_Goal of the exercise_. Pick out the lines below with "印象よくヘアはまとめます" and list them.

START Dataset records

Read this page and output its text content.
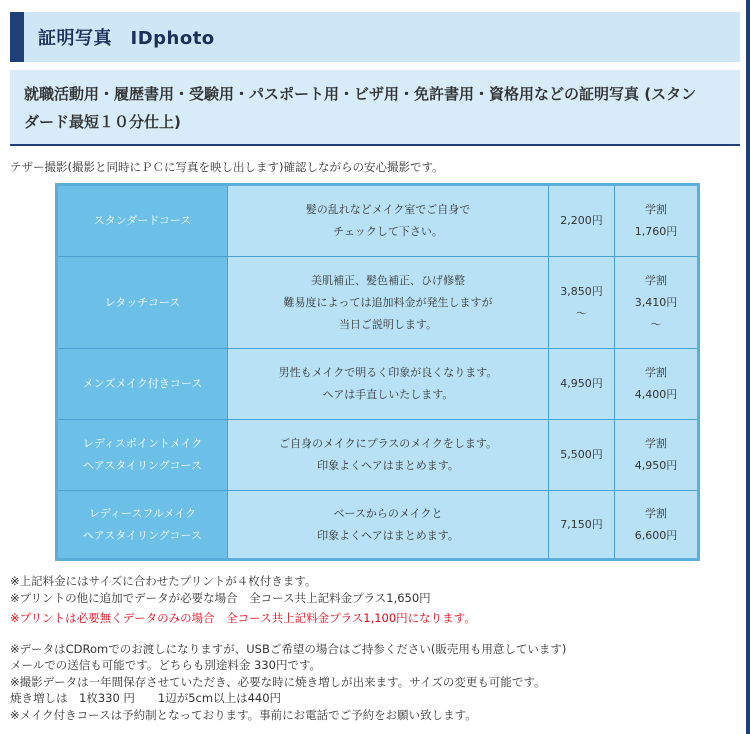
証明写真　IDphoto

就職活動用・履歴書用・受験用・パスポート用・ビザ用・免許書用・資格用などの証明写真 (スタン

ダード最短１０分仕上)

テザー撮影(撮影と同時にＰＣに写真を映し出します)確認しながらの安心撮影です。
スタンダードコース	髪の乱れなどメイク室でご自身で
チェックして下さい。	2,200円	学割
1,760円

レタッチコース	美肌補正、髪色補正、ひげ修整
難易度によっては追加料金が発生しますが
当日ご説明します。	3,850円
〜	学割
3,410円
〜

メンズメイク付きコース	男性もメイクで明るく印象が良くなります。
ヘアは手直しいたします。	4,950円	学割
4,400円

レディスポイントメイク
ヘアスタイリングコース	ご自身のメイクにプラスのメイクをします。
印象よくヘアはまとめます。	5,500円	学割
4,950円

レディースフルメイク
ヘアスタイリングコース	ベースからのメイクと
印象よくヘアはまとめます。	7,150円	学割
6,600円
※上記料金にはサイズに合わせたプリントが４枚付きます。
※プリントの他に追加でデータが必要な場合　全コース共上記料金プラス1,650円
※プリントは必要無くデータのみの場合　全コース共上記料金プラス1,100円になります。
※データはCDRomでのお渡しになりますが、USBご希望の場合はご持参ください(販売用も用意しています)
メールでの送信も可能です。どちらも別途料金 330円です。
※撮影データは一年間保存させていただき、必要な時に焼き増しが出来ます。サイズの変更も可能です。
焼き増しは　1枚330 円　　1辺が5cm以上は440円
※メイク付きコースは予約制となっております。事前にお電話でご予約をお願い致します。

END Dataset records

_Expected answer_.
印象よくヘアはまとめます。	5,500円	学割
印象よくヘアはまとめます。	7,150円	学割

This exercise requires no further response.